# [Required task]
Gather each line of the entries below that includes "favicon".

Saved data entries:

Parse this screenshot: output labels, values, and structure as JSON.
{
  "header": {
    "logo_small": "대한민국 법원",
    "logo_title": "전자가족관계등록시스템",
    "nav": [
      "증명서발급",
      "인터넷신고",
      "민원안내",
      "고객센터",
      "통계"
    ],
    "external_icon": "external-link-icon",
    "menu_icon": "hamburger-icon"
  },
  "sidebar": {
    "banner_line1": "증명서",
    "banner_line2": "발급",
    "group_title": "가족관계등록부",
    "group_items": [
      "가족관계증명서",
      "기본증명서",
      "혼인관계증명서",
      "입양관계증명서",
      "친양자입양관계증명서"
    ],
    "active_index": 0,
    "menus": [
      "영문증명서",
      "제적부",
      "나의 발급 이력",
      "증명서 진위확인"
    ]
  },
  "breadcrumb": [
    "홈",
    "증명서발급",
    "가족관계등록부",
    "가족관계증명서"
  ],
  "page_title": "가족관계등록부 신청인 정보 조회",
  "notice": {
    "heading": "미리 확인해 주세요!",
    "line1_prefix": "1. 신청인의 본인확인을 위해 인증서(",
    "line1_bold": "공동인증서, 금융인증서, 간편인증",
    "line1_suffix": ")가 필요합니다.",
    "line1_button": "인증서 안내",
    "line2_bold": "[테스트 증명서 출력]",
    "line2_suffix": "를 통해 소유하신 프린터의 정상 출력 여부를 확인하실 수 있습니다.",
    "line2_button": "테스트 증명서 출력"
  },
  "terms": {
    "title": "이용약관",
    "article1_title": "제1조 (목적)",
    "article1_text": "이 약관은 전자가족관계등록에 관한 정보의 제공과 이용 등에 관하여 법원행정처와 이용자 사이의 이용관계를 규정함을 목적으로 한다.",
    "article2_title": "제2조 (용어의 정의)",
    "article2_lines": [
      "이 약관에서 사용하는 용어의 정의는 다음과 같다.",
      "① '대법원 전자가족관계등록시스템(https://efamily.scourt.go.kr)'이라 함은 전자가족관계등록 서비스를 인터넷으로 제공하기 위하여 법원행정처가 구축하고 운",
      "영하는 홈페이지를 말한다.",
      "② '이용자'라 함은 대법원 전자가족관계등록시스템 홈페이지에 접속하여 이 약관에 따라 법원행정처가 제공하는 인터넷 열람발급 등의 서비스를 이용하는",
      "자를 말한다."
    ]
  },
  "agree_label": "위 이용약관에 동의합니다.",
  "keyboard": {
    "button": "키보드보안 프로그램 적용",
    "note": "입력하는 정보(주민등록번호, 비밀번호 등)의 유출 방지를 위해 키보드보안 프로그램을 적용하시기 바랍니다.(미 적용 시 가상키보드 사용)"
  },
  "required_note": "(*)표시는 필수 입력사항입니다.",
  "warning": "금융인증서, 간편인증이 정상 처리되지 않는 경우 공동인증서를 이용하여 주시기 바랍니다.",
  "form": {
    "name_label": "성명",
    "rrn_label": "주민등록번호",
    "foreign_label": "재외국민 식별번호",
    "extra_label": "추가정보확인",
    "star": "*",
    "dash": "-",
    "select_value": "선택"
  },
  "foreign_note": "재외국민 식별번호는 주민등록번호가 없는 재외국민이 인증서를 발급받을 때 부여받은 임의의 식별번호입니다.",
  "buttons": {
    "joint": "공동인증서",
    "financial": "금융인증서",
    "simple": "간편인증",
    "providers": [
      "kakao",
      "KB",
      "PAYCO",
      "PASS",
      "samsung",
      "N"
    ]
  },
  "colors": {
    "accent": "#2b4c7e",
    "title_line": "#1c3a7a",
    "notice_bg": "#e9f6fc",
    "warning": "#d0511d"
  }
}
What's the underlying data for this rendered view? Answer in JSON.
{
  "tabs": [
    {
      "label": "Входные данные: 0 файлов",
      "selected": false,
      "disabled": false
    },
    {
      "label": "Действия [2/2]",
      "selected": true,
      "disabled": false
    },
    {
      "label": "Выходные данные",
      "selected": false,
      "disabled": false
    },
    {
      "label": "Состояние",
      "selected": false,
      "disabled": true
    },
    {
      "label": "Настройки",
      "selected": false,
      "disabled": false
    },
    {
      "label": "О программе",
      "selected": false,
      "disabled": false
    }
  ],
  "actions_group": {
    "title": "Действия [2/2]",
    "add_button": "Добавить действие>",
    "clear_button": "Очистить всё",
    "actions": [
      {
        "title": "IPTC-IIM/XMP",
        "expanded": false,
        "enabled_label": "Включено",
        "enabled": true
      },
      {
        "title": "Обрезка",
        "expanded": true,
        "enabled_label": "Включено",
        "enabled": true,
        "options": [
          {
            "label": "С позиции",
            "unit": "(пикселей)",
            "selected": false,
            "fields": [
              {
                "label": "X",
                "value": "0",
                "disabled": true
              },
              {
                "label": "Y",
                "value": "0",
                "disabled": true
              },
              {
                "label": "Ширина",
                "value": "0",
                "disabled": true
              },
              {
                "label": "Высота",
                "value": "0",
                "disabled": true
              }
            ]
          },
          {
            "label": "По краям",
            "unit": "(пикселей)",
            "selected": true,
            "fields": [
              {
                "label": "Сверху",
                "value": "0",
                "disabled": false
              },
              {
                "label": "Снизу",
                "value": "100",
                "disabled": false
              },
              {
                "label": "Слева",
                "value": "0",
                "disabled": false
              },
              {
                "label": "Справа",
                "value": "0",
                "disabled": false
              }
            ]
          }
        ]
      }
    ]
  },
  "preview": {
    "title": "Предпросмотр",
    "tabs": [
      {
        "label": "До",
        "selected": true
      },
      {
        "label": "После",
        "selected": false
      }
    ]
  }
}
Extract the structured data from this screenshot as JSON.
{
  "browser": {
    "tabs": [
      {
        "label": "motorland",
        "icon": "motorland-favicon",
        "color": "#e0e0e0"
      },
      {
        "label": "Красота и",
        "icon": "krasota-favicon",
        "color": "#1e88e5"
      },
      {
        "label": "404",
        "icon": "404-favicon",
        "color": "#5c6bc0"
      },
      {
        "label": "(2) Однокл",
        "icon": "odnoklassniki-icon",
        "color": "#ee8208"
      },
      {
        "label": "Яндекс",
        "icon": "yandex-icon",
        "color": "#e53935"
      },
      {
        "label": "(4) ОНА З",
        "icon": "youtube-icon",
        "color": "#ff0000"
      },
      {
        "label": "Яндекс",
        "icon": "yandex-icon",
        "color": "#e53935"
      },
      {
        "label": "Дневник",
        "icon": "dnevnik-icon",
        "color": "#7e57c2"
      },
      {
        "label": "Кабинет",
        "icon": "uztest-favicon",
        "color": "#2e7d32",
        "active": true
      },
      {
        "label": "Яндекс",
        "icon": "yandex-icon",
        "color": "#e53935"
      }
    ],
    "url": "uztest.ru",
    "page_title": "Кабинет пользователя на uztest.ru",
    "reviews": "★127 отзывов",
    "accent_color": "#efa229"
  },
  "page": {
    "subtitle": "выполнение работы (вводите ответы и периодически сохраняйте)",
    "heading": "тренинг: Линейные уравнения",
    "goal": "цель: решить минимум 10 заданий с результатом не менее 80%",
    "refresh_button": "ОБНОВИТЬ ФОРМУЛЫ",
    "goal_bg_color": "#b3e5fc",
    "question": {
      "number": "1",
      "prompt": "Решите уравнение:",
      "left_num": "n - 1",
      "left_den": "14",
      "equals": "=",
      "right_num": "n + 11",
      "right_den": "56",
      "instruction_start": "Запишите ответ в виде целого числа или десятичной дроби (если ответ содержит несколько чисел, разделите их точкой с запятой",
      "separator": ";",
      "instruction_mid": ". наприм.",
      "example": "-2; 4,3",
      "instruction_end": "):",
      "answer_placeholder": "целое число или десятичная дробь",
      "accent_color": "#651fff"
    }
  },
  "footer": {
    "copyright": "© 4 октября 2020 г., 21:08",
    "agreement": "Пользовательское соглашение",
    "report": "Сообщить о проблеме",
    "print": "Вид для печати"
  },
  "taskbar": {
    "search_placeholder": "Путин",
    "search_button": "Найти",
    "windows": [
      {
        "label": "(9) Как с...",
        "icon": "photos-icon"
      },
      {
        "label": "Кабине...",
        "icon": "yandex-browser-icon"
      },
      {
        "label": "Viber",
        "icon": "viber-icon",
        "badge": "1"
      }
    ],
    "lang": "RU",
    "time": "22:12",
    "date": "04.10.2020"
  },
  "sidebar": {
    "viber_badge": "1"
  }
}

# [Answer to the problem]
        "icon": "motorland-favicon",
        "icon": "krasota-favicon",
        "icon": "404-favicon",
        "icon": "uztest-favicon",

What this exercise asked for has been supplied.